In the entries below, identify every line with the string "государственная" and copy it.

[Data entries]
· · · ·
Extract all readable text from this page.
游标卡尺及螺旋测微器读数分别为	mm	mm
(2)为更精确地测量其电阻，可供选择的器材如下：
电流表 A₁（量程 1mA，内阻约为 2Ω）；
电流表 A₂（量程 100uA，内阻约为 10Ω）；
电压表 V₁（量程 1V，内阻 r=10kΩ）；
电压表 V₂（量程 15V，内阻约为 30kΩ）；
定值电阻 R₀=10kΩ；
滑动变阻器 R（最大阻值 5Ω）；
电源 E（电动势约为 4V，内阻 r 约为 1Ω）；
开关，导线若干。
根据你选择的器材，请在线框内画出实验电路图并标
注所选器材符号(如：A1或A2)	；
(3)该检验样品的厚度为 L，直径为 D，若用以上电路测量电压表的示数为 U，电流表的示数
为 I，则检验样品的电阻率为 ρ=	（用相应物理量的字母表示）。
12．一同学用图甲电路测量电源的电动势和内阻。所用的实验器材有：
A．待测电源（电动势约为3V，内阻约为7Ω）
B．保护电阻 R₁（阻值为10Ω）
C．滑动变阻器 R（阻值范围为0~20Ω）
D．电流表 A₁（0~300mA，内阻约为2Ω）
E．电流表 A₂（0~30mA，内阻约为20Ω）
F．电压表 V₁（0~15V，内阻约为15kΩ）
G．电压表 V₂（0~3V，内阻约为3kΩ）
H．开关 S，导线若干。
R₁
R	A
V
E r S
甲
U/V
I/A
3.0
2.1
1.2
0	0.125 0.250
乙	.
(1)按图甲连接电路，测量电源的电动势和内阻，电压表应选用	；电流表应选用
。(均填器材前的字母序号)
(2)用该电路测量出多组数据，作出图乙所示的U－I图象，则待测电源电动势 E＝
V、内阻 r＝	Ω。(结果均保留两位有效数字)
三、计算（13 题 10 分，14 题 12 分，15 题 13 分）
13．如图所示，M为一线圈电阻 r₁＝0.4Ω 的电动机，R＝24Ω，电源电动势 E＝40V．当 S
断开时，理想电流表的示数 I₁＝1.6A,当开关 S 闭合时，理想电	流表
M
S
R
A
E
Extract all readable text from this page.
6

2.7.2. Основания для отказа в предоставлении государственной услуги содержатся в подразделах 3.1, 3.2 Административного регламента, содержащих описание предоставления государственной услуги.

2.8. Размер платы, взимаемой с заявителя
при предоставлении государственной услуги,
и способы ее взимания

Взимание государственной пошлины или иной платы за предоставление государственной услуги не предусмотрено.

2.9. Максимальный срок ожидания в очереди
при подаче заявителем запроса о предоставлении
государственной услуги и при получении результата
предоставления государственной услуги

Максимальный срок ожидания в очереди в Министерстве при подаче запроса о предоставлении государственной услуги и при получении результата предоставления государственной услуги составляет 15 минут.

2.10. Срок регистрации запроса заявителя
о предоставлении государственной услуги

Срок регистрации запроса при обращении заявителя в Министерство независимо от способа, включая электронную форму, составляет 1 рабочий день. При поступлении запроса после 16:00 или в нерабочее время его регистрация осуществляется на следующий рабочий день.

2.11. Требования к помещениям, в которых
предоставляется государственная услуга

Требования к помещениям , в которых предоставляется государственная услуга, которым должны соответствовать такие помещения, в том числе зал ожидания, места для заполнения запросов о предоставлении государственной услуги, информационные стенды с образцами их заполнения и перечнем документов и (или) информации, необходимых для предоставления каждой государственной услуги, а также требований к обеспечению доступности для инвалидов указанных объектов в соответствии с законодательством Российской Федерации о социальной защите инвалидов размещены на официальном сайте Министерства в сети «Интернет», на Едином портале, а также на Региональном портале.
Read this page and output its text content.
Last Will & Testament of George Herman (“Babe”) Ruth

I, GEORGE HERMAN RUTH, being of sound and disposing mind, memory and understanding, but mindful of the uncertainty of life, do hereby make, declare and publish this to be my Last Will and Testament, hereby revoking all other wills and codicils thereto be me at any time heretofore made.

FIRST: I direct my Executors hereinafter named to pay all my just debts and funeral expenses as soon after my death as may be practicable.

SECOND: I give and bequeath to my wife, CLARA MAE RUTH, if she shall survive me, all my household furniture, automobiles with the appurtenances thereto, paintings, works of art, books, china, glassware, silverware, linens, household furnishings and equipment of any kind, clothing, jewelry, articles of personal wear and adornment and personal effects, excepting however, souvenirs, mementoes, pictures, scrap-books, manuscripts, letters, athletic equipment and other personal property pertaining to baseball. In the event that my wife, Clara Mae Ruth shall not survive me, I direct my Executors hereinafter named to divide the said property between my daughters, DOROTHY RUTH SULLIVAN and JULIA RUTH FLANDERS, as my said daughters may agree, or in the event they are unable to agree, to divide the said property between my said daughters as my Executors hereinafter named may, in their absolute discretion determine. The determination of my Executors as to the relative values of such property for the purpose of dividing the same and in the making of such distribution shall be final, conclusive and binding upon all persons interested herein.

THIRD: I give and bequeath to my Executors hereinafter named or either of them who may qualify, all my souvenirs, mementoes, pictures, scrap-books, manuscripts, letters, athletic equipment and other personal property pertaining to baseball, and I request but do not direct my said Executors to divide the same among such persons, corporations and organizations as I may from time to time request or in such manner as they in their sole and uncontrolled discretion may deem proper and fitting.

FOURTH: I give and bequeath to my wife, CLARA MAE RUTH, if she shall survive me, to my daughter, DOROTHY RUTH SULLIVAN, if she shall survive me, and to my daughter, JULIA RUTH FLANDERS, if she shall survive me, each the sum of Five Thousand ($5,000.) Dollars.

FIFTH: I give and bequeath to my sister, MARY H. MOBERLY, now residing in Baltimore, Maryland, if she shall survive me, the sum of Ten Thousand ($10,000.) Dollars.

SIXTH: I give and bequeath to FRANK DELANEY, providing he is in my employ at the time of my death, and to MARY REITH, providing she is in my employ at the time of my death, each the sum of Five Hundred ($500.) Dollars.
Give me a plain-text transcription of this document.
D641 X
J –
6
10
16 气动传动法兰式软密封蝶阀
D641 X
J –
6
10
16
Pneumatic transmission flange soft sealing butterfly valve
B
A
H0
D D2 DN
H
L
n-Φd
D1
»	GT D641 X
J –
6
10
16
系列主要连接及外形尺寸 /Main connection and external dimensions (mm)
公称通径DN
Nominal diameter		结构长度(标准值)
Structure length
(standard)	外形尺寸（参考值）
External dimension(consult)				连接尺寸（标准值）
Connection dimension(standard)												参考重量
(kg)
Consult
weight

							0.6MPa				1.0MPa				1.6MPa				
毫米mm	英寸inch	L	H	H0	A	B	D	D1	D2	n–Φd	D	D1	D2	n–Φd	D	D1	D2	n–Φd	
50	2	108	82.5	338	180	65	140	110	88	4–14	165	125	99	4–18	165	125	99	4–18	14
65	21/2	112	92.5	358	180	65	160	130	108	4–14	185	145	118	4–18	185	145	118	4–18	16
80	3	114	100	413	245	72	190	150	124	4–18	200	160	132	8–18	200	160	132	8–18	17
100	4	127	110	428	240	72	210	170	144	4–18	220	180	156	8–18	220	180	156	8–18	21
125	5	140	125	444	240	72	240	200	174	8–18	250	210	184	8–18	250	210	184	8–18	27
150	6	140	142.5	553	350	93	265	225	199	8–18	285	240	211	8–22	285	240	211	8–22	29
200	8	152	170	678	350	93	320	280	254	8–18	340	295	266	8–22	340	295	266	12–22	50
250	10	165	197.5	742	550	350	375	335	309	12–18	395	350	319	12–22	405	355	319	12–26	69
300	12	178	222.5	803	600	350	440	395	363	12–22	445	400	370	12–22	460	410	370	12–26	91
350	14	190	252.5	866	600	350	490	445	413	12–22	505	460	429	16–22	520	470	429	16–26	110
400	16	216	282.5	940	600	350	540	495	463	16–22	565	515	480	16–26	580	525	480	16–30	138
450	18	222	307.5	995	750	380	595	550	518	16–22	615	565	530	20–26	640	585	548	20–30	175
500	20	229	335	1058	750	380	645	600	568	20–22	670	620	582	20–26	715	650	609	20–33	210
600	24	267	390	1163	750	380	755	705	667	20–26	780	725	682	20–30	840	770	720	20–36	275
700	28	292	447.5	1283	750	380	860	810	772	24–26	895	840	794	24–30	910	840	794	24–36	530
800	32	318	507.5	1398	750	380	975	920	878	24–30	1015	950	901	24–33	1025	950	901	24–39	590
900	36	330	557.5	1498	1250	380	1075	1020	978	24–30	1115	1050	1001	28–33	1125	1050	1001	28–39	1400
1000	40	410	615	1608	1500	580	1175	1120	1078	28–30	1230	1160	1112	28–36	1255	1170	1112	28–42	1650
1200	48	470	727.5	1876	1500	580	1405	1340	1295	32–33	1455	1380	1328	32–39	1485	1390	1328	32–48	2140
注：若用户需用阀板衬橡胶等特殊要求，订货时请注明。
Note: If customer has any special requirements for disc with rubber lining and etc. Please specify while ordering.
· · · ·
■ Result
предоставляется государственная услуга
Требования к помещениям , в которых предоставляется государственная услуга, которым должны соответствовать такие помещения, в том числе зал ожидания, места для заполнения запросов о предоставлении государственной услуги, информационные стенды с образцами их заполнения и перечнем документов и (или) информации, необходимых для предоставления каждой государственной услуги, а также требований к обеспечению доступности для инвалидов указанных объектов в соответствии с законодательством Российской Федерации о социальной защите инвалидов размещены на официальном сайте Министерства в сети «Интернет», на Едином портале, а также на Региональном портале.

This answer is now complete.